DATASET CONTENT
— START —

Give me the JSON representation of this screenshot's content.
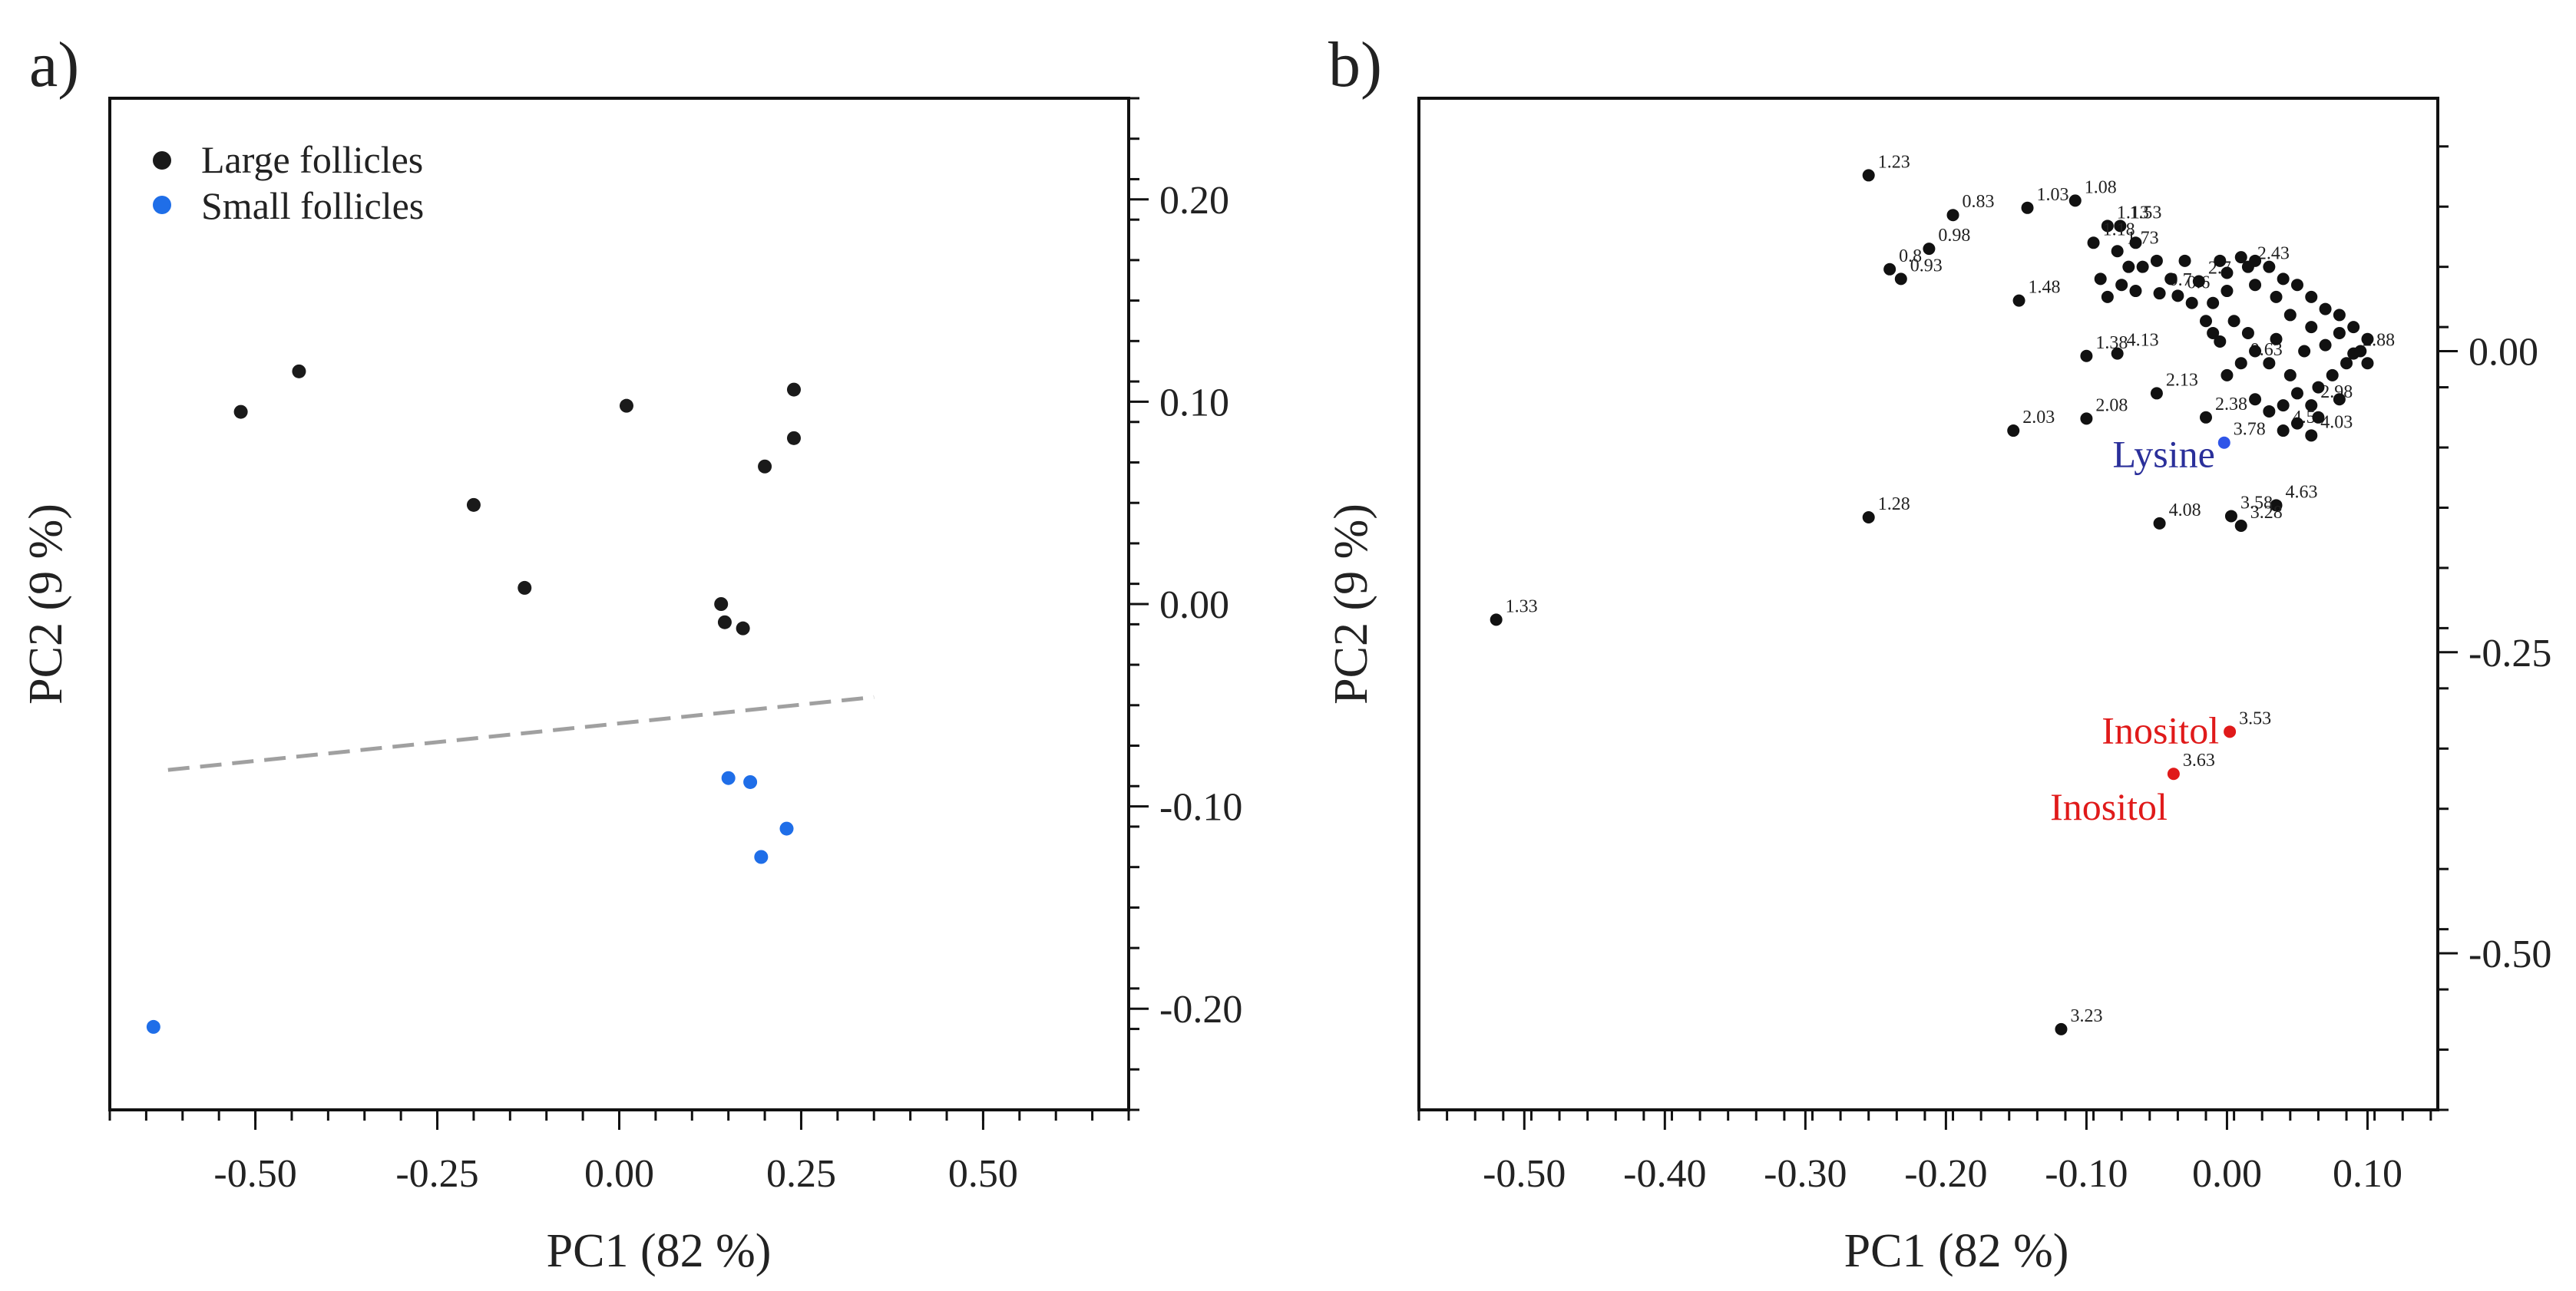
{
  "chart_data": [
    {
      "type": "scatter",
      "panel_label": "a)",
      "xlabel": "PC1 (82 %)",
      "ylabel": "PC2 (9 %)",
      "xlim": [
        -0.7,
        0.7
      ],
      "ylim": [
        -0.25,
        0.25
      ],
      "x_ticks": [
        {
          "v": -0.5,
          "label": "-0.50"
        },
        {
          "v": -0.25,
          "label": "-0.25"
        },
        {
          "v": 0.0,
          "label": "0.00"
        },
        {
          "v": 0.25,
          "label": "0.25"
        },
        {
          "v": 0.5,
          "label": "0.50"
        }
      ],
      "y_ticks": [
        {
          "v": 0.2,
          "label": "0.20"
        },
        {
          "v": 0.1,
          "label": "0.10"
        },
        {
          "v": 0.0,
          "label": "0.00"
        },
        {
          "v": -0.1,
          "label": "-0.10"
        },
        {
          "v": -0.2,
          "label": "-0.20"
        }
      ],
      "legend_position": "top-left",
      "series": [
        {
          "name": "Large follicles",
          "color": "#1a1a1a",
          "points": [
            [
              -0.52,
              0.095
            ],
            [
              -0.44,
              0.115
            ],
            [
              0.01,
              0.098
            ],
            [
              0.24,
              0.106
            ],
            [
              0.24,
              0.082
            ],
            [
              0.2,
              0.068
            ],
            [
              -0.2,
              0.049
            ],
            [
              -0.13,
              0.008
            ],
            [
              0.14,
              0.0
            ],
            [
              0.145,
              -0.009
            ],
            [
              0.17,
              -0.012
            ]
          ]
        },
        {
          "name": "Small follicles",
          "color": "#1f6ee8",
          "points": [
            [
              0.15,
              -0.086
            ],
            [
              0.18,
              -0.088
            ],
            [
              0.23,
              -0.111
            ],
            [
              0.195,
              -0.125
            ],
            [
              -0.64,
              -0.209
            ]
          ]
        }
      ],
      "annotations": [
        {
          "type": "dashed_line",
          "color": "#a0a0a0",
          "from": [
            -0.62,
            -0.082
          ],
          "to": [
            0.35,
            -0.046
          ]
        }
      ]
    },
    {
      "type": "scatter",
      "panel_label": "b)",
      "xlabel": "PC1 (82 %)",
      "ylabel": "PC2 (9 %)",
      "xlim": [
        -0.575,
        0.15
      ],
      "ylim": [
        -0.63,
        0.21
      ],
      "x_ticks": [
        {
          "v": -0.5,
          "label": "-0.50"
        },
        {
          "v": -0.4,
          "label": "-0.40"
        },
        {
          "v": -0.3,
          "label": "-0.30"
        },
        {
          "v": -0.2,
          "label": "-0.20"
        },
        {
          "v": -0.1,
          "label": "-0.10"
        },
        {
          "v": 0.0,
          "label": "0.00"
        },
        {
          "v": 0.1,
          "label": "0.10"
        }
      ],
      "y_ticks": [
        {
          "v": 0.0,
          "label": "0.00"
        },
        {
          "v": -0.25,
          "label": "-0.25"
        },
        {
          "v": -0.5,
          "label": "-0.50"
        }
      ],
      "point_color": "#111111",
      "points": [
        {
          "x": -0.255,
          "y": 0.146,
          "label": "1.23"
        },
        {
          "x": -0.195,
          "y": 0.113,
          "label": "0.83"
        },
        {
          "x": -0.142,
          "y": 0.119,
          "label": "1.03"
        },
        {
          "x": -0.108,
          "y": 0.125,
          "label": "1.08"
        },
        {
          "x": -0.212,
          "y": 0.085,
          "label": "0.98"
        },
        {
          "x": -0.24,
          "y": 0.068,
          "label": "0.8"
        },
        {
          "x": -0.232,
          "y": 0.06,
          "label": "0.93"
        },
        {
          "x": -0.085,
          "y": 0.104,
          "label": "1.13"
        },
        {
          "x": -0.076,
          "y": 0.104,
          "label": "1.53"
        },
        {
          "x": -0.095,
          "y": 0.09,
          "label": "1.18"
        },
        {
          "x": -0.078,
          "y": 0.083,
          "label": "1.73"
        },
        {
          "x": -0.148,
          "y": 0.042,
          "label": "1.48"
        },
        {
          "x": -0.1,
          "y": -0.004,
          "label": "1.38"
        },
        {
          "x": -0.078,
          "y": -0.002,
          "label": "4.13"
        },
        {
          "x": -0.048,
          "y": 0.048,
          "label": "0.7"
        },
        {
          "x": -0.035,
          "y": 0.046,
          "label": "0.6"
        },
        {
          "x": -0.02,
          "y": 0.058,
          "label": "2.7"
        },
        {
          "x": -0.05,
          "y": -0.035,
          "label": "2.13"
        },
        {
          "x": -0.1,
          "y": -0.056,
          "label": "2.08"
        },
        {
          "x": -0.152,
          "y": -0.066,
          "label": "2.03"
        },
        {
          "x": -0.015,
          "y": -0.055,
          "label": "2.38"
        },
        {
          "x": 0.035,
          "y": -0.128,
          "label": "4.63"
        },
        {
          "x": -0.048,
          "y": -0.143,
          "label": "4.08"
        },
        {
          "x": 0.003,
          "y": -0.137,
          "label": "3.58"
        },
        {
          "x": 0.01,
          "y": -0.145,
          "label": "3.28"
        },
        {
          "x": -0.255,
          "y": -0.138,
          "label": "1.28"
        },
        {
          "x": -0.52,
          "y": -0.223,
          "label": "1.33"
        },
        {
          "x": -0.118,
          "y": -0.563,
          "label": "3.23"
        },
        {
          "x": 0.01,
          "y": -0.01,
          "label": "0.63"
        },
        {
          "x": 0.015,
          "y": 0.07,
          "label": "2.43"
        },
        {
          "x": 0.09,
          "y": -0.002,
          "label": "2.88"
        },
        {
          "x": 0.06,
          "y": -0.045,
          "label": "2.98"
        },
        {
          "x": 0.06,
          "y": -0.07,
          "label": "4.03"
        },
        {
          "x": 0.04,
          "y": -0.066,
          "label": "4.5"
        },
        {
          "x": -0.05,
          "y": 0.075,
          "label": ""
        },
        {
          "x": -0.06,
          "y": 0.07,
          "label": ""
        },
        {
          "x": -0.03,
          "y": 0.075,
          "label": ""
        },
        {
          "x": -0.005,
          "y": 0.075,
          "label": ""
        },
        {
          "x": 0.0,
          "y": 0.065,
          "label": ""
        },
        {
          "x": 0.01,
          "y": 0.078,
          "label": ""
        },
        {
          "x": 0.02,
          "y": 0.075,
          "label": ""
        },
        {
          "x": 0.03,
          "y": 0.07,
          "label": ""
        },
        {
          "x": 0.04,
          "y": 0.06,
          "label": ""
        },
        {
          "x": 0.05,
          "y": 0.055,
          "label": ""
        },
        {
          "x": 0.06,
          "y": 0.045,
          "label": ""
        },
        {
          "x": 0.07,
          "y": 0.035,
          "label": ""
        },
        {
          "x": 0.08,
          "y": 0.03,
          "label": ""
        },
        {
          "x": 0.09,
          "y": 0.02,
          "label": ""
        },
        {
          "x": 0.1,
          "y": 0.01,
          "label": ""
        },
        {
          "x": 0.095,
          "y": 0.0,
          "label": ""
        },
        {
          "x": 0.085,
          "y": -0.01,
          "label": ""
        },
        {
          "x": 0.075,
          "y": -0.02,
          "label": ""
        },
        {
          "x": 0.065,
          "y": -0.03,
          "label": ""
        },
        {
          "x": 0.05,
          "y": -0.035,
          "label": ""
        },
        {
          "x": 0.04,
          "y": -0.045,
          "label": ""
        },
        {
          "x": 0.03,
          "y": -0.05,
          "label": ""
        },
        {
          "x": 0.02,
          "y": -0.04,
          "label": ""
        },
        {
          "x": 0.045,
          "y": -0.02,
          "label": ""
        },
        {
          "x": 0.03,
          "y": -0.01,
          "label": ""
        },
        {
          "x": 0.02,
          "y": 0.0,
          "label": ""
        },
        {
          "x": 0.055,
          "y": 0.0,
          "label": ""
        },
        {
          "x": 0.07,
          "y": 0.005,
          "label": ""
        },
        {
          "x": 0.08,
          "y": 0.015,
          "label": ""
        },
        {
          "x": 0.06,
          "y": 0.02,
          "label": ""
        },
        {
          "x": 0.045,
          "y": 0.03,
          "label": ""
        },
        {
          "x": 0.035,
          "y": 0.045,
          "label": ""
        },
        {
          "x": 0.02,
          "y": 0.055,
          "label": ""
        },
        {
          "x": 0.0,
          "y": 0.05,
          "label": ""
        },
        {
          "x": -0.01,
          "y": 0.04,
          "label": ""
        },
        {
          "x": 0.005,
          "y": 0.025,
          "label": ""
        },
        {
          "x": 0.015,
          "y": 0.015,
          "label": ""
        },
        {
          "x": -0.005,
          "y": 0.008,
          "label": ""
        },
        {
          "x": 0.0,
          "y": -0.02,
          "label": ""
        },
        {
          "x": 0.035,
          "y": 0.01,
          "label": ""
        },
        {
          "x": 0.065,
          "y": -0.055,
          "label": ""
        },
        {
          "x": 0.05,
          "y": -0.06,
          "label": ""
        },
        {
          "x": 0.08,
          "y": -0.04,
          "label": ""
        },
        {
          "x": 0.1,
          "y": -0.01,
          "label": ""
        },
        {
          "x": -0.075,
          "y": 0.055,
          "label": ""
        },
        {
          "x": -0.09,
          "y": 0.06,
          "label": ""
        },
        {
          "x": -0.085,
          "y": 0.045,
          "label": ""
        },
        {
          "x": -0.065,
          "y": 0.05,
          "label": ""
        },
        {
          "x": -0.04,
          "y": 0.06,
          "label": ""
        },
        {
          "x": -0.025,
          "y": 0.04,
          "label": ""
        },
        {
          "x": -0.015,
          "y": 0.025,
          "label": ""
        },
        {
          "x": -0.01,
          "y": 0.015,
          "label": ""
        },
        {
          "x": -0.07,
          "y": 0.07,
          "label": ""
        },
        {
          "x": -0.065,
          "y": 0.09,
          "label": ""
        }
      ],
      "highlighted": [
        {
          "name": "Lysine",
          "x": -0.002,
          "y": -0.076,
          "point_label": "3.78",
          "color": "#2a2f9a",
          "dot_color": "#2f55e8"
        },
        {
          "name": "Inositol",
          "x": 0.002,
          "y": -0.316,
          "point_label": "3.53",
          "color": "#e01a1a",
          "dot_color": "#e01a1a"
        },
        {
          "name": "Inositol",
          "x": -0.038,
          "y": -0.351,
          "point_label": "3.63",
          "color": "#e01a1a",
          "dot_color": "#e01a1a"
        }
      ]
    }
  ]
}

— END —

THE EXERCISE
Only lines with the word "follicles" should be collected from the material.

EXPECTED ANSWER
          "name": "Large follicles",
          "name": "Small follicles",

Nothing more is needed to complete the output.